In a way, it was a week of such surprises, of suddenly letting us remember that, despite headlines telling us daily that we live in a shaken globe of snowflakes and knife gangs prowling for our livers, we actually… um… don’t. Some people, quite a lot, just set about their lives every day, resolutely failing to obsess about vogueish Twitter spats. Getting on with the job – or going to school.

Holly (left) and Hollie in Living with the Brainy Bunch. Photograph: BBC/TwoFour

My heart had sunk a smidgen at the opening to Living With the Brainy Bunch, in which we were sonorously informed that a Department for Education study had shown that parental influence was a “key factor” in determining a child’s achievements at school. I may have uttered: “No shit, Sherlock” out loud.

But, in the end, this was a wholly rewarding programme, in which two serious 15-year-old underachievers were mentored by overachieving classmates to the extent that they moved into their homes, their rules, their parents. I felt both infuriated at and deeply sorry for Hollie, struggling hugely with confidence, in tests and in life, moving in with the relentlessly middle-class family of classmate Holly, a prima achiever, who like to test their brood at supper with fun Shakespearean word games. But Hollie ended up bonding with Holly, and six weeks later her exam results were ridiculously improved.

Naughty-but-clever Jack, across town, had moved in with Tharush and his strong mother, Priyanka, and wobbled quite a bit, but after Priyanka told of her terrified flight from Sri Lanka he had something of a Damascene moment. Jack realised that he didn’t, after all, have that much to sulk about and upped his game, his life, in extraordinary fashion.

These were good tales, but surely it’s not always that easy? I also felt a little for the real parents of Jack and of Hollie, who allowed themselves to be filmed with no apparent sense of opprobrium, just a genuine desire to see the best for their offspring, and if that meant a faintly desperate reaching out to other parents, other rules, so be it. Jack’s and Hollie’s parents were exceedingly normal, borderline lovely, but I’m not sure that many parents of underachievers would be anything like as generous with their reputations.

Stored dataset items
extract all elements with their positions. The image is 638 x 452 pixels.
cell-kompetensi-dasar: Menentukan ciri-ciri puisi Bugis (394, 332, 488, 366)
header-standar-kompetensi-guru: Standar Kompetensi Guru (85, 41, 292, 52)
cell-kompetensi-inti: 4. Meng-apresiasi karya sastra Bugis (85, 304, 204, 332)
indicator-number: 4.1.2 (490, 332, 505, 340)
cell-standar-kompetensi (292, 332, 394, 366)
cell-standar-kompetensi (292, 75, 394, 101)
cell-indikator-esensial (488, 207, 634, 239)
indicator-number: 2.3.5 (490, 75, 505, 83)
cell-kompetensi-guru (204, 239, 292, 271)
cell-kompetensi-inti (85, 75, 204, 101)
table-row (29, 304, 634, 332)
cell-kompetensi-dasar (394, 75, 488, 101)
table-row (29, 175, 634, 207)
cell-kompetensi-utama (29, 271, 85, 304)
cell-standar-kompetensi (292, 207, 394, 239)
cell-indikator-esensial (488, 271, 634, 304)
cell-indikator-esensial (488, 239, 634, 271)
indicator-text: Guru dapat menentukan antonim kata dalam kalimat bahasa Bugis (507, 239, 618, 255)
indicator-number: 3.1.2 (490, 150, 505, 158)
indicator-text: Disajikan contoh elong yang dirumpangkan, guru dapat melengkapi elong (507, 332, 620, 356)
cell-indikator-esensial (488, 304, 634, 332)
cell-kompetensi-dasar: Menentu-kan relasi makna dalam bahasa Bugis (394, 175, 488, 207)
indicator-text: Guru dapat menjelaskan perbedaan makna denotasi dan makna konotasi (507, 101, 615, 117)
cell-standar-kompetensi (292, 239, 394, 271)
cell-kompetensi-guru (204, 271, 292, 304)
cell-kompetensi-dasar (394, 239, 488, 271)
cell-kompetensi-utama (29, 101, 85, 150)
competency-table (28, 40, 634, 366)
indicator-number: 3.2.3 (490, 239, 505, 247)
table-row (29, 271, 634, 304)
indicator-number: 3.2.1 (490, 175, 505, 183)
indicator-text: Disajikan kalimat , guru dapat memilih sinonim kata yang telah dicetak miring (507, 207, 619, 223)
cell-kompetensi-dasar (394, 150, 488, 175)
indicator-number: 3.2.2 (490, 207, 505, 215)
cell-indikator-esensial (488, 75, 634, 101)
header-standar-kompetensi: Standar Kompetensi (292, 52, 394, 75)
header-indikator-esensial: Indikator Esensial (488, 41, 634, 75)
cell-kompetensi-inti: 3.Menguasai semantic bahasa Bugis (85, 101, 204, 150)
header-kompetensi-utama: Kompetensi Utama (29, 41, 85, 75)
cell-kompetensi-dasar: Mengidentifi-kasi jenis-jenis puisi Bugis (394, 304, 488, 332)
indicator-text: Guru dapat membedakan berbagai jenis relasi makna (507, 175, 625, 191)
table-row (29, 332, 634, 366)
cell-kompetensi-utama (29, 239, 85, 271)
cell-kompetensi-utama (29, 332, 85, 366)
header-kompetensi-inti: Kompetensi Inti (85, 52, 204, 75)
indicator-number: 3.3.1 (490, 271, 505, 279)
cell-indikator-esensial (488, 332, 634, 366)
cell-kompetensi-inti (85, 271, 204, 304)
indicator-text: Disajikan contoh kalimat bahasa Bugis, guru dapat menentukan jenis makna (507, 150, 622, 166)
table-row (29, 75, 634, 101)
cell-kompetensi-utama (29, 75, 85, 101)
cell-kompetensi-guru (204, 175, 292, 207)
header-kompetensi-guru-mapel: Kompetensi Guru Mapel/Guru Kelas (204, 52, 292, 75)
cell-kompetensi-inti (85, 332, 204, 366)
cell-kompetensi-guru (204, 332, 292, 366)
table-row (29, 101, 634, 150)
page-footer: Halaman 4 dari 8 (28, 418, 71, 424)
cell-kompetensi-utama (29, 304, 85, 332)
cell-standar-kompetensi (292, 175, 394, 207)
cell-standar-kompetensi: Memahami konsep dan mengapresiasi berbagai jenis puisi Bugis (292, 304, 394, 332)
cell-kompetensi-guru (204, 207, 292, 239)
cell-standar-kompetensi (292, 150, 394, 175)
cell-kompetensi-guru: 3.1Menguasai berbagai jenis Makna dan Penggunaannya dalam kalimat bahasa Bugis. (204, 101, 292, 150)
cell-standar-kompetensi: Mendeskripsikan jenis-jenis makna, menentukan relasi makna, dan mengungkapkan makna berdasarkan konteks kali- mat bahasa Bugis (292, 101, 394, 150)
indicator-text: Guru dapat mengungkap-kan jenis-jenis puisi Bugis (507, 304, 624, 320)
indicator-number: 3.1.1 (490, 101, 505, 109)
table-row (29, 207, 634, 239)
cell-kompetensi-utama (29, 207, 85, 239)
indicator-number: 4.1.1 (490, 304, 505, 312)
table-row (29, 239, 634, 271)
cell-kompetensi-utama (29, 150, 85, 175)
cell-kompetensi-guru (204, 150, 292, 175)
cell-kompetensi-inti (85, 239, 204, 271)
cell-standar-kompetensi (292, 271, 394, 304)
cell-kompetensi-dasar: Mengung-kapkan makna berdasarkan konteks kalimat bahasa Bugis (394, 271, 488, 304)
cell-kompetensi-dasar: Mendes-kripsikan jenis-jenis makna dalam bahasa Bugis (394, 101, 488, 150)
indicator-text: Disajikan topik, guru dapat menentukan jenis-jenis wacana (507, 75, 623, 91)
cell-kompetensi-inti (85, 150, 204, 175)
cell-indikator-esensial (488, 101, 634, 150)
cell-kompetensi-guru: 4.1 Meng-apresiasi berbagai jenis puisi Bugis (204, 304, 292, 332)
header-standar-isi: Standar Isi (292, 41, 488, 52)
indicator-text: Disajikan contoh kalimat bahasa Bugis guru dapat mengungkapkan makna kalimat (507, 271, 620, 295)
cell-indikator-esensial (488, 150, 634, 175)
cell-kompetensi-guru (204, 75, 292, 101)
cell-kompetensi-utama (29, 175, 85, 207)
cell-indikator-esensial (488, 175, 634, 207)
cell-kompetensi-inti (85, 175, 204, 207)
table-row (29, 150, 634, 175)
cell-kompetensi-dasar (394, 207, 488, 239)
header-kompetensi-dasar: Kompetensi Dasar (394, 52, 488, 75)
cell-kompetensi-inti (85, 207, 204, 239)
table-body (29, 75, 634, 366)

List of tasks
1. Reproduce the passage of the review of Living With the Brainy Bunch starting with "These were good" and going on through "with their reputations.".
2. Carry on the review of Living With the Brainy Bunch from the point where it stops.

Expected outputs
1.
These were good tales, but surely it’s not always that easy? I also felt a little for the real parents of Jack and of Hollie, who allowed themselves to be filmed with no apparent sense of opprobrium, just a genuine desire to see the best for their offspring, and if that meant a faintly desperate reaching out to other parents, other rules, so be it. Jack’s and Hollie’s parents were exceedingly normal, borderline lovely, but I’m not sure that many parents of underachievers would be anything like as generous with their reputations.

2.
Class of Mum and Dad promised much, and generally failed to deliver, but it’s only the first of the series so there’s hope. Fiftysomething mums and dads go back to primary school, year six, to sit the exams and potter with putty and learn new rules etc, but so far it’s a light disappointment, slow and repetitive and a little too sweet. Above all, what I took from the two school programmes was what rude health our education system appears to be in. I’m doubtless naive, and await enlightenment, and these were only two schools, but I saw rules, rigour, a sharp desire to learn on behalf of the teensiest littles, robust mental health, lack of panic at exams, much wise and humorous teaching. Almost the opposite of what I’m being daily told then.

Mark Strong as Max Easton in Deep State. Photograph: Fox Networks Group

Deep State, currently getting fast into its stride on Fox, is a marvellously moreish conspiracy scene-chewer. It borrows heavily – from The Night Manager, from pretty much every Langley-as-baddie CIA thriller ever made – but still manages to rise above and become something greater than the sum of its parts. Mark Strong excels, and writing and filming likewise, as we move between Tehran, Beirut, the Tajikistan border and other locales not generally notable for their TripAdvisor thumbs-up emoticons. Get watching now.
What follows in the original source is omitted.